_Consigne 1_.
Dans les lignes des données ci-dessous, recopiez la partie qui commence à la ligne contenant "scatter-point (291, 551, 293, 554)" et se termine à celle contenant "scatter-point (287, 148, 289, 150)". Remplacez-y "x-tick-label" par "x-axis-label" sans rien changer d'autre.

********

Je me fais faire un petit tombeau dans mon cimetière. Pompignan se ferait enterrer sur le maître-autel. Vous ferez, s’il vous plaît, mon épitaphe, et vous y direz que je pensais comme vous. Vivez heureux !


6258. — À M.  LE COMTE D’ARGENTAL.
4 février.

Je renvoie à mes divins anges le mémoire de M.  de La Voute[2] pour les comédiens. Je les supplie très-humblement de trouver que j’ai raison, parce que je crois avoir raison ; mais, s’ils me condamnent, je croirai que j’ai tort. La tournure que vous avez prise est très-habile. La déclaration du roi sera un bouclier contre la prêtraille. Elle sera enregistrée ; et quand les cuistres refuseront la sépulture à un citoyen pensionnaire du roi, on leur lâchera le parlement. Ne vous ai-je pas mandé que ma Catherine vient de chasser les capucins[3], pour n’avoir pas voulu enterrer un violon français ?

Vous êtes donc de très-bons politiques ; vous auriez donc arrangé les Genevois en vous jouant ? On dit M.  le chevalier de Beauteville malade : il peut se donner tout le temps de raffermir sa santé, rien ne presse ; il n’y a pas eu une patte de froissée dans la guerre des rats et des grenouilles[4]. M.  Crommelin est un peu ardent ; on aurait dit que le feu était aux quatre coins de Genève. Comptez que les médiateurs se mettront à pouffer de rire quand ils verront de quoi il s’agit. On a trompé monsieur le duc, on l’a engagé à précipiter ses démarches. Les Zurichois, qui n’aiment pas à dépenser leur argent inutilement, commencent à murmurer qu’on les envoie chercher pour une querelle d’auteur : car c’est là l’unique fond de la noise. Si je ne m’occupais pas tout entier de l’affaire des Sirven, qui est plus

  1. C’est sous le nom de Ximenès que Voltaire avait donné une critique de ce roman de J.-J. Rousseau ; voyez tome XXIV, page 165.

********

_Consigne 2_.
D'après le texte, pourquoi les capucins ont-ils été chassés ?

_Données fournies_.
********

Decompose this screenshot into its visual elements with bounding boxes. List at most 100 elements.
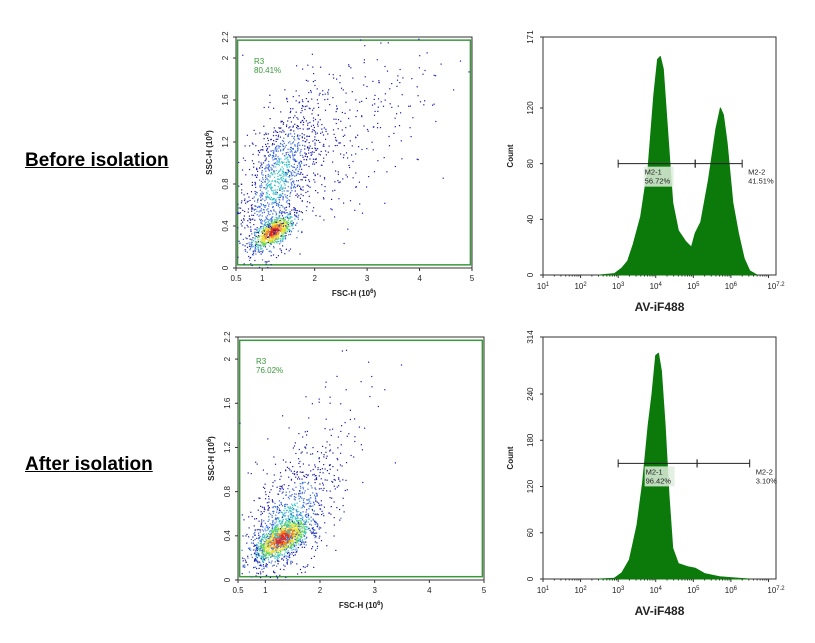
scatter-point (291, 551, 293, 554)
scatter-point (284, 222, 286, 224)
scatter-point (263, 224, 265, 226)
scatter-point (271, 515, 273, 517)
scatter-point (384, 202, 386, 204)
scatter-point (277, 544, 279, 546)
scatter-point (323, 127, 325, 129)
scatter-point (288, 127, 290, 129)
scatter-point (310, 531, 312, 533)
scatter-point (261, 547, 263, 549)
scatter-point (313, 130, 315, 132)
x-tick-label: 0.5 (232, 586, 244, 595)
scatter-point (267, 509, 270, 511)
scatter-point (287, 148, 289, 150)
scatter-point (320, 164, 322, 166)
scatter-point (277, 255, 279, 257)
scatter-point (279, 194, 281, 196)
scatter-point (284, 187, 286, 189)
scatter-point (273, 247, 275, 249)
scatter-point (271, 168, 273, 170)
scatter-point (296, 541, 298, 543)
scatter-point (396, 85, 398, 87)
scatter-point (371, 141, 373, 143)
scatter-point (270, 553, 272, 555)
scatter-point (257, 545, 259, 547)
scatter-point (284, 523, 286, 525)
y-axis-label-text: SSC-H (10 (207, 442, 216, 481)
scatter-point (281, 542, 283, 544)
scatter-point (394, 117, 396, 119)
scatter-point (277, 230, 279, 233)
scatter-point (266, 238, 268, 240)
scatter-point (272, 533, 274, 536)
scatter-point (332, 428, 334, 430)
scatter-point (324, 178, 326, 180)
scatter-point (249, 547, 251, 549)
scatter-point (298, 495, 300, 497)
scatter-point (261, 170, 263, 172)
scatter-point (290, 478, 293, 480)
scatter-point (263, 567, 265, 570)
scatter-point (278, 196, 280, 198)
scatter-point (342, 505, 344, 507)
scatter-point (418, 67, 420, 69)
scatter-point (299, 492, 301, 494)
scatter-point (282, 519, 285, 521)
scatter-point (252, 197, 254, 199)
scatter-point (276, 549, 278, 551)
scatter-point (270, 235, 272, 237)
scatter-point (270, 187, 273, 189)
scatter-point (270, 556, 272, 558)
scatter-point (251, 264, 253, 267)
scatter-point (286, 509, 288, 511)
scatter-point (248, 516, 250, 518)
scatter-point (293, 474, 295, 476)
scatter-point (286, 562, 288, 564)
scatter-point (373, 171, 376, 173)
scatter-point (270, 167, 272, 169)
scatter-point (293, 163, 295, 165)
scatter-point (289, 461, 291, 463)
scatter-point (442, 177, 444, 179)
scatter-point (282, 541, 284, 543)
scatter-point (270, 150, 272, 152)
scatter-point (301, 531, 303, 533)
scatter-point (282, 542, 284, 544)
scatter-point (349, 140, 351, 142)
scatter-point (290, 191, 292, 194)
scatter-point (277, 227, 279, 229)
scatter-point (277, 542, 279, 545)
scatter-point (384, 389, 386, 391)
scatter-point (286, 212, 288, 214)
scatter-point (335, 549, 337, 551)
scatter-point (290, 507, 292, 509)
scatter-point (259, 179, 261, 181)
scatter-point (267, 143, 269, 145)
scatter-point (262, 193, 264, 195)
scatter-point (300, 520, 302, 522)
scatter-point (264, 239, 266, 241)
scatter-point (259, 214, 261, 216)
scatter-point (303, 134, 305, 136)
scatter-point (301, 471, 303, 473)
scatter-point (285, 515, 287, 517)
y-axis-label-exponent: 6 (205, 132, 211, 136)
scatter-point (263, 230, 265, 232)
scatter-point (282, 217, 285, 219)
scatter-point (286, 537, 289, 539)
scatter-point (300, 161, 302, 163)
scatter-point (287, 190, 289, 192)
scatter-point (289, 216, 291, 218)
scatter-point (386, 171, 388, 173)
scatter-point (282, 488, 284, 490)
scatter-point (299, 135, 301, 137)
scatter-point (292, 148, 294, 150)
scatter-point (311, 403, 313, 405)
scatter-point (293, 536, 295, 538)
scatter-point (271, 229, 273, 231)
scatter-point (249, 238, 251, 240)
scatter-point (268, 237, 270, 239)
scatter-point (257, 547, 259, 549)
scatter-point (243, 215, 245, 217)
scatter-point (276, 192, 278, 194)
scatter-point (257, 231, 259, 234)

********

_Réponse complète 1_.
scatter-point (291, 551, 293, 554)
scatter-point (284, 222, 286, 224)
scatter-point (263, 224, 265, 226)
scatter-point (271, 515, 273, 517)
scatter-point (384, 202, 386, 204)
scatter-point (277, 544, 279, 546)
scatter-point (323, 127, 325, 129)
scatter-point (288, 127, 290, 129)
scatter-point (310, 531, 312, 533)
scatter-point (261, 547, 263, 549)
scatter-point (313, 130, 315, 132)
x-axis-label: 0.5 (232, 586, 244, 595)
scatter-point (267, 509, 270, 511)
scatter-point (287, 148, 289, 150)

_Réponse complète 2_.
Pour n'avoir pas voulu enterrer un violon français.